TASK PROMPT:
Pictures aside, write out every record exactly as it appears.

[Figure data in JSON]
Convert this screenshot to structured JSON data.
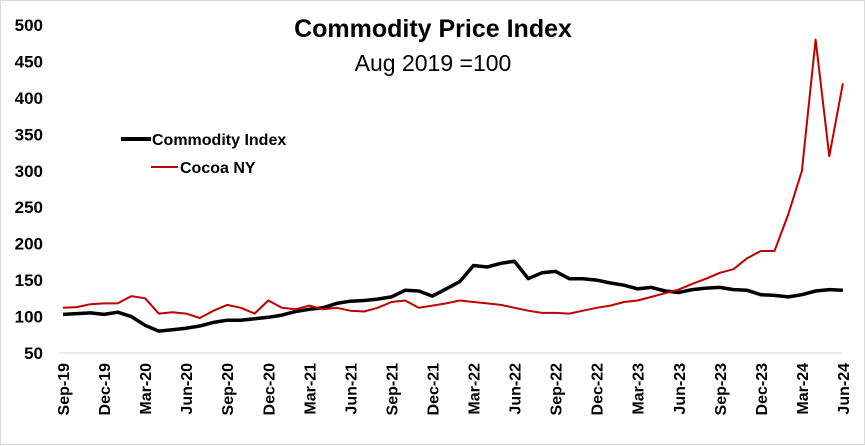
{
  "chart_data": {
    "type": "line",
    "title": "Commodity Price Index",
    "subtitle": "Aug 2019 =100",
    "xlabel": "",
    "ylabel": "",
    "ylim": [
      50,
      500
    ],
    "yticks": [
      "50",
      "100",
      "150",
      "200",
      "250",
      "300",
      "350",
      "400",
      "450",
      "500"
    ],
    "xticks": [
      "Sep-19",
      "Dec-19",
      "Mar-20",
      "Jun-20",
      "Sep-20",
      "Dec-20",
      "Mar-21",
      "Jun-21",
      "Sep-21",
      "Dec-21",
      "Mar-22",
      "Jun-22",
      "Sep-22",
      "Dec-22",
      "Mar-23",
      "Jun-23",
      "Sep-23",
      "Dec-23",
      "Mar-24",
      "Jun-24"
    ],
    "grid": false,
    "legend_position": "upper-left",
    "x": [
      "2019-09",
      "2019-10",
      "2019-11",
      "2019-12",
      "2020-01",
      "2020-02",
      "2020-03",
      "2020-04",
      "2020-05",
      "2020-06",
      "2020-07",
      "2020-08",
      "2020-09",
      "2020-10",
      "2020-11",
      "2020-12",
      "2021-01",
      "2021-02",
      "2021-03",
      "2021-04",
      "2021-05",
      "2021-06",
      "2021-07",
      "2021-08",
      "2021-09",
      "2021-10",
      "2021-11",
      "2021-12",
      "2022-01",
      "2022-02",
      "2022-03",
      "2022-04",
      "2022-05",
      "2022-06",
      "2022-07",
      "2022-08",
      "2022-09",
      "2022-10",
      "2022-11",
      "2022-12",
      "2023-01",
      "2023-02",
      "2023-03",
      "2023-04",
      "2023-05",
      "2023-06",
      "2023-07",
      "2023-08",
      "2023-09",
      "2023-10",
      "2023-11",
      "2023-12",
      "2024-01",
      "2024-02",
      "2024-03",
      "2024-04",
      "2024-05",
      "2024-06"
    ],
    "series": [
      {
        "name": "Commodity Index",
        "color": "#000000",
        "values": [
          103,
          104,
          105,
          103,
          106,
          100,
          88,
          80,
          82,
          84,
          87,
          92,
          95,
          95,
          97,
          99,
          102,
          107,
          110,
          112,
          118,
          121,
          122,
          124,
          127,
          136,
          135,
          128,
          138,
          148,
          170,
          168,
          173,
          176,
          152,
          160,
          162,
          152,
          152,
          150,
          146,
          143,
          138,
          140,
          135,
          133,
          137,
          139,
          140,
          137,
          136,
          130,
          129,
          127,
          130,
          135,
          137,
          136
        ]
      },
      {
        "name": "Cocoa NY",
        "color": "#C00000",
        "values": [
          112,
          113,
          117,
          118,
          118,
          128,
          125,
          104,
          106,
          104,
          98,
          108,
          116,
          112,
          104,
          122,
          112,
          110,
          115,
          110,
          112,
          108,
          107,
          112,
          120,
          122,
          112,
          115,
          118,
          122,
          120,
          118,
          116,
          112,
          108,
          105,
          105,
          104,
          108,
          112,
          115,
          120,
          122,
          127,
          132,
          137,
          145,
          152,
          160,
          165,
          180,
          190,
          190,
          240,
          300,
          480,
          320,
          420
        ]
      }
    ]
  }
}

REPLY TO THE EXERCISE:
Convert this screenshot to structured JSON data.
{
  "chart_data": {
    "type": "line",
    "title": "Commodity Price Index",
    "subtitle": "Aug 2019 =100",
    "xlabel": "",
    "ylabel": "",
    "ylim": [
      50,
      500
    ],
    "yticks": [
      "50",
      "100",
      "150",
      "200",
      "250",
      "300",
      "350",
      "400",
      "450",
      "500"
    ],
    "xticks": [
      "Sep-19",
      "Dec-19",
      "Mar-20",
      "Jun-20",
      "Sep-20",
      "Dec-20",
      "Mar-21",
      "Jun-21",
      "Sep-21",
      "Dec-21",
      "Mar-22",
      "Jun-22",
      "Sep-22",
      "Dec-22",
      "Mar-23",
      "Jun-23",
      "Sep-23",
      "Dec-23",
      "Mar-24",
      "Jun-24"
    ],
    "grid": false,
    "legend_position": "upper-left",
    "x": [
      "2019-09",
      "2019-10",
      "2019-11",
      "2019-12",
      "2020-01",
      "2020-02",
      "2020-03",
      "2020-04",
      "2020-05",
      "2020-06",
      "2020-07",
      "2020-08",
      "2020-09",
      "2020-10",
      "2020-11",
      "2020-12",
      "2021-01",
      "2021-02",
      "2021-03",
      "2021-04",
      "2021-05",
      "2021-06",
      "2021-07",
      "2021-08",
      "2021-09",
      "2021-10",
      "2021-11",
      "2021-12",
      "2022-01",
      "2022-02",
      "2022-03",
      "2022-04",
      "2022-05",
      "2022-06",
      "2022-07",
      "2022-08",
      "2022-09",
      "2022-10",
      "2022-11",
      "2022-12",
      "2023-01",
      "2023-02",
      "2023-03",
      "2023-04",
      "2023-05",
      "2023-06",
      "2023-07",
      "2023-08",
      "2023-09",
      "2023-10",
      "2023-11",
      "2023-12",
      "2024-01",
      "2024-02",
      "2024-03",
      "2024-04",
      "2024-05",
      "2024-06"
    ],
    "series": [
      {
        "name": "Commodity Index",
        "color": "#000000",
        "values": [
          103,
          104,
          105,
          103,
          106,
          100,
          88,
          80,
          82,
          84,
          87,
          92,
          95,
          95,
          97,
          99,
          102,
          107,
          110,
          112,
          118,
          121,
          122,
          124,
          127,
          136,
          135,
          128,
          138,
          148,
          170,
          168,
          173,
          176,
          152,
          160,
          162,
          152,
          152,
          150,
          146,
          143,
          138,
          140,
          135,
          133,
          137,
          139,
          140,
          137,
          136,
          130,
          129,
          127,
          130,
          135,
          137,
          136
        ]
      },
      {
        "name": "Cocoa NY",
        "color": "#C00000",
        "values": [
          112,
          113,
          117,
          118,
          118,
          128,
          125,
          104,
          106,
          104,
          98,
          108,
          116,
          112,
          104,
          122,
          112,
          110,
          115,
          110,
          112,
          108,
          107,
          112,
          120,
          122,
          112,
          115,
          118,
          122,
          120,
          118,
          116,
          112,
          108,
          105,
          105,
          104,
          108,
          112,
          115,
          120,
          122,
          127,
          132,
          137,
          145,
          152,
          160,
          165,
          180,
          190,
          190,
          240,
          300,
          480,
          320,
          420
        ]
      }
    ]
  }
}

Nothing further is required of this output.